[Dataset rows]
'''

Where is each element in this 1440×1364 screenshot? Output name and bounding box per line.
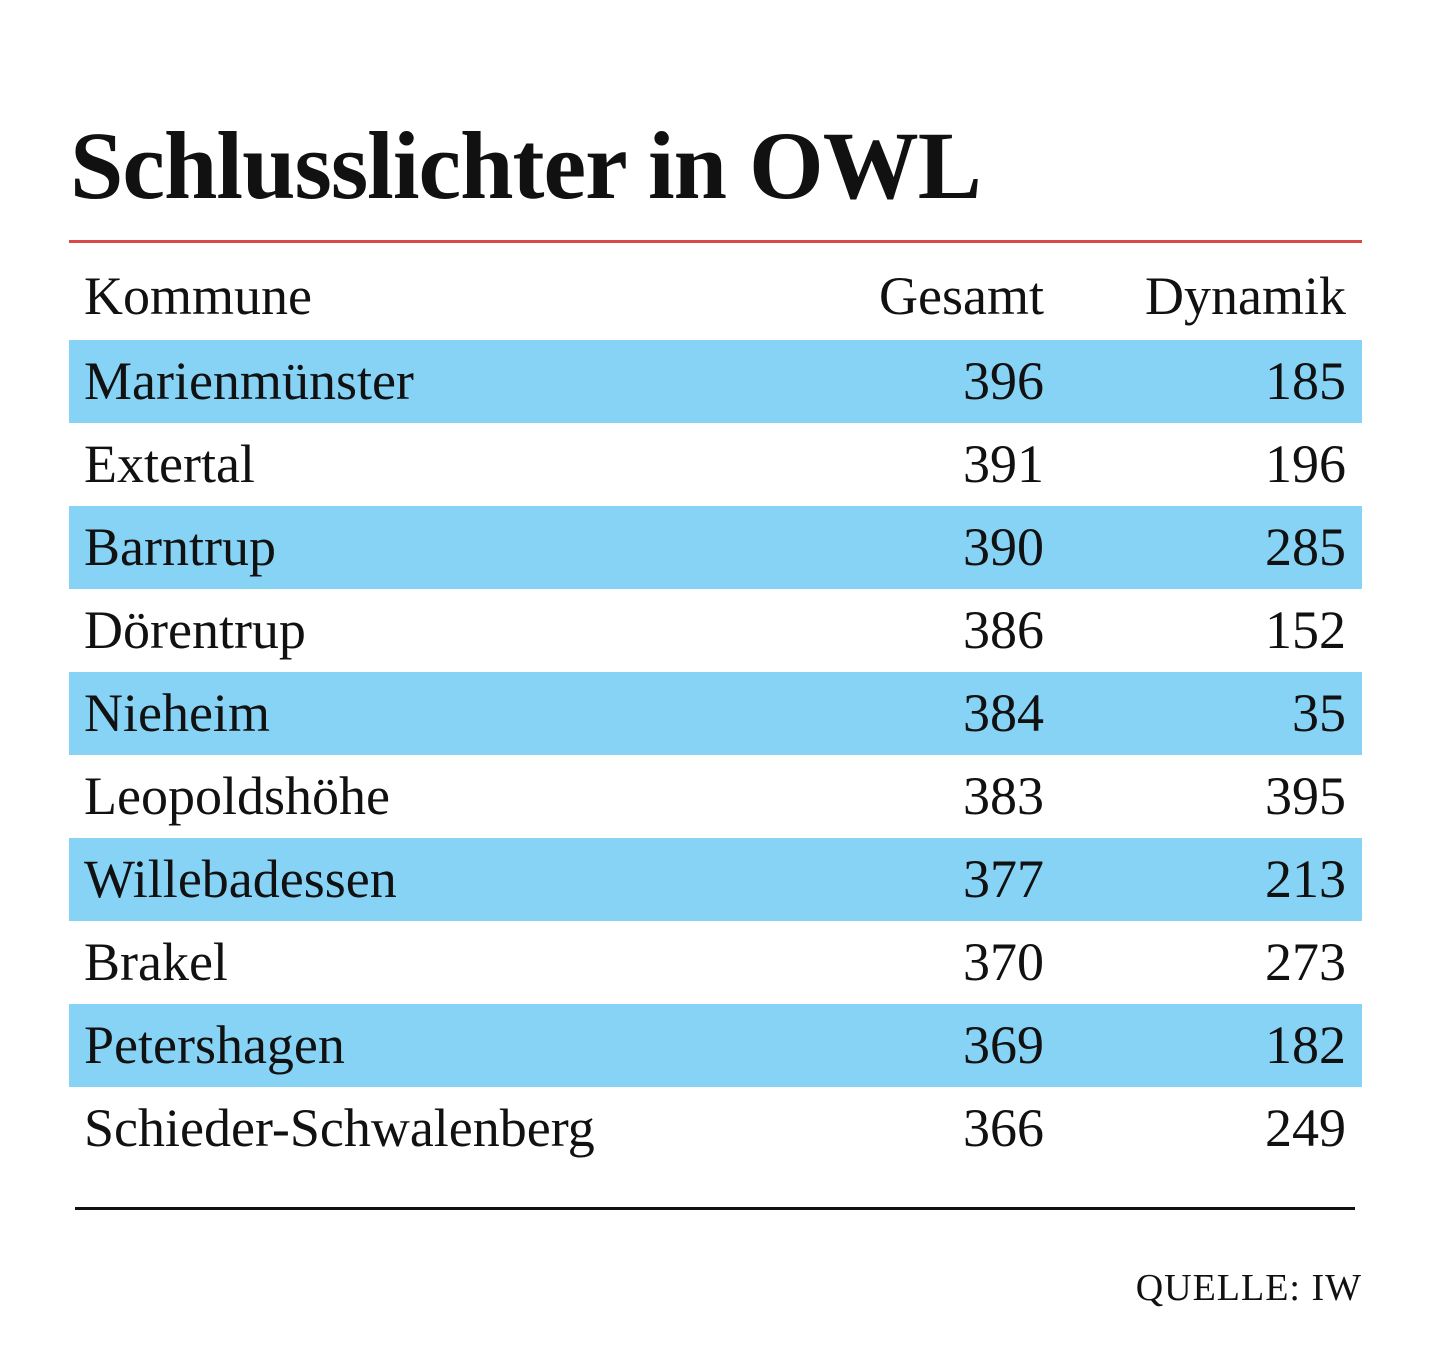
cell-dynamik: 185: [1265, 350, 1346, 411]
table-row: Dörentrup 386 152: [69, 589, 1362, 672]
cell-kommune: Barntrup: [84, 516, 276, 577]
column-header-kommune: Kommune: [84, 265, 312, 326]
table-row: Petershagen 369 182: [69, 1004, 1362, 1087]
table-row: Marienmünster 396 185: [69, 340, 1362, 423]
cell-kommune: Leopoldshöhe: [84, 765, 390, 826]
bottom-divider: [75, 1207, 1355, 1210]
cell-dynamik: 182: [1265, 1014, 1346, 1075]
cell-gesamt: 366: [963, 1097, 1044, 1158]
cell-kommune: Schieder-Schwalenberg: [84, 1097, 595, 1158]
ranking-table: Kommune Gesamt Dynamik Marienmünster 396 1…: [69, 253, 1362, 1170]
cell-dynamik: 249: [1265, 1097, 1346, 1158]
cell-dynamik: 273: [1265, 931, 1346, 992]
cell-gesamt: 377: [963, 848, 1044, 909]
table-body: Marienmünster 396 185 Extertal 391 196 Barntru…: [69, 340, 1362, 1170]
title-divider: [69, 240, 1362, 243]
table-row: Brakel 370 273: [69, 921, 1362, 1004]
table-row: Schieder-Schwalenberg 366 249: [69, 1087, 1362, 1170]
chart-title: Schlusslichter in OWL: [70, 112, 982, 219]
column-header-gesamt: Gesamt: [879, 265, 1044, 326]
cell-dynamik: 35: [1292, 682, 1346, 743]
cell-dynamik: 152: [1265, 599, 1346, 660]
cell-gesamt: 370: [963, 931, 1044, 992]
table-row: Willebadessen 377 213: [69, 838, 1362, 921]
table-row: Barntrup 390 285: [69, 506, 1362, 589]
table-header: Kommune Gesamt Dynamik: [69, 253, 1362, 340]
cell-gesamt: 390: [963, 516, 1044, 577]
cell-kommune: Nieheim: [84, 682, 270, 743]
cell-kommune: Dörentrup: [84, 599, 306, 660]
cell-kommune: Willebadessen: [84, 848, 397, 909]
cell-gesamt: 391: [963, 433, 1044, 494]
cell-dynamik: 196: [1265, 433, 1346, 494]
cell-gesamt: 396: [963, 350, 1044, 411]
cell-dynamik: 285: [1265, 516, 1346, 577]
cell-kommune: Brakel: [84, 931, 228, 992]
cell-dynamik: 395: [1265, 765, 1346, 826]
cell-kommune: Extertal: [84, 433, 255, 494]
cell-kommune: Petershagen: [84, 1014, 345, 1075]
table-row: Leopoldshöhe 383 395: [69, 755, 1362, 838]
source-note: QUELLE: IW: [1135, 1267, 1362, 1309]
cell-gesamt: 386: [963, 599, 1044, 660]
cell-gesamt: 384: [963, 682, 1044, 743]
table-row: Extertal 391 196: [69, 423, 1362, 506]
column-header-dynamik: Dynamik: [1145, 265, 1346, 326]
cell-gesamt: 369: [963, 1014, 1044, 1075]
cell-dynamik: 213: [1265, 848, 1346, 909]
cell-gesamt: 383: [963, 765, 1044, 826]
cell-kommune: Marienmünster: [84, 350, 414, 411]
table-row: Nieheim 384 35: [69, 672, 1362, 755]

'''

Retype all of the data above line for line, without changing anything. Leave out the pictures.

Where is each element in this 1440×1364 screenshot? Output name and bounding box per line.
cell-dynamik: 185: [1265, 350, 1346, 411]
table-row: Dörentrup 386 152: [69, 589, 1362, 672]
cell-kommune: Barntrup: [84, 516, 276, 577]
column-header-kommune: Kommune: [84, 265, 312, 326]
table-row: Petershagen 369 182: [69, 1004, 1362, 1087]
table-row: Marienmünster 396 185: [69, 340, 1362, 423]
cell-kommune: Leopoldshöhe: [84, 765, 390, 826]
bottom-divider: [75, 1207, 1355, 1210]
cell-dynamik: 182: [1265, 1014, 1346, 1075]
cell-gesamt: 366: [963, 1097, 1044, 1158]
cell-kommune: Schieder-Schwalenberg: [84, 1097, 595, 1158]
ranking-table: Kommune Gesamt Dynamik Marienmünster 396 1…: [69, 253, 1362, 1170]
cell-dynamik: 249: [1265, 1097, 1346, 1158]
cell-dynamik: 273: [1265, 931, 1346, 992]
cell-gesamt: 377: [963, 848, 1044, 909]
table-body: Marienmünster 396 185 Extertal 391 196 Barntru…: [69, 340, 1362, 1170]
title-divider: [69, 240, 1362, 243]
table-row: Brakel 370 273: [69, 921, 1362, 1004]
table-row: Schieder-Schwalenberg 366 249: [69, 1087, 1362, 1170]
chart-title: Schlusslichter in OWL: [70, 112, 982, 219]
column-header-gesamt: Gesamt: [879, 265, 1044, 326]
cell-dynamik: 35: [1292, 682, 1346, 743]
cell-dynamik: 152: [1265, 599, 1346, 660]
cell-gesamt: 370: [963, 931, 1044, 992]
table-row: Willebadessen 377 213: [69, 838, 1362, 921]
table-row: Barntrup 390 285: [69, 506, 1362, 589]
table-header: Kommune Gesamt Dynamik: [69, 253, 1362, 340]
cell-gesamt: 390: [963, 516, 1044, 577]
cell-kommune: Nieheim: [84, 682, 270, 743]
cell-kommune: Dörentrup: [84, 599, 306, 660]
cell-kommune: Willebadessen: [84, 848, 397, 909]
cell-gesamt: 391: [963, 433, 1044, 494]
cell-dynamik: 196: [1265, 433, 1346, 494]
cell-gesamt: 396: [963, 350, 1044, 411]
cell-dynamik: 285: [1265, 516, 1346, 577]
cell-kommune: Brakel: [84, 931, 228, 992]
cell-dynamik: 395: [1265, 765, 1346, 826]
cell-kommune: Extertal: [84, 433, 255, 494]
cell-kommune: Petershagen: [84, 1014, 345, 1075]
table-row: Leopoldshöhe 383 395: [69, 755, 1362, 838]
source-note: QUELLE: IW: [1135, 1267, 1362, 1309]
cell-gesamt: 386: [963, 599, 1044, 660]
cell-gesamt: 384: [963, 682, 1044, 743]
table-row: Extertal 391 196: [69, 423, 1362, 506]
column-header-dynamik: Dynamik: [1145, 265, 1346, 326]
cell-gesamt: 369: [963, 1014, 1044, 1075]
cell-dynamik: 213: [1265, 848, 1346, 909]
cell-gesamt: 383: [963, 765, 1044, 826]
cell-kommune: Marienmünster: [84, 350, 414, 411]
table-row: Nieheim 384 35: [69, 672, 1362, 755]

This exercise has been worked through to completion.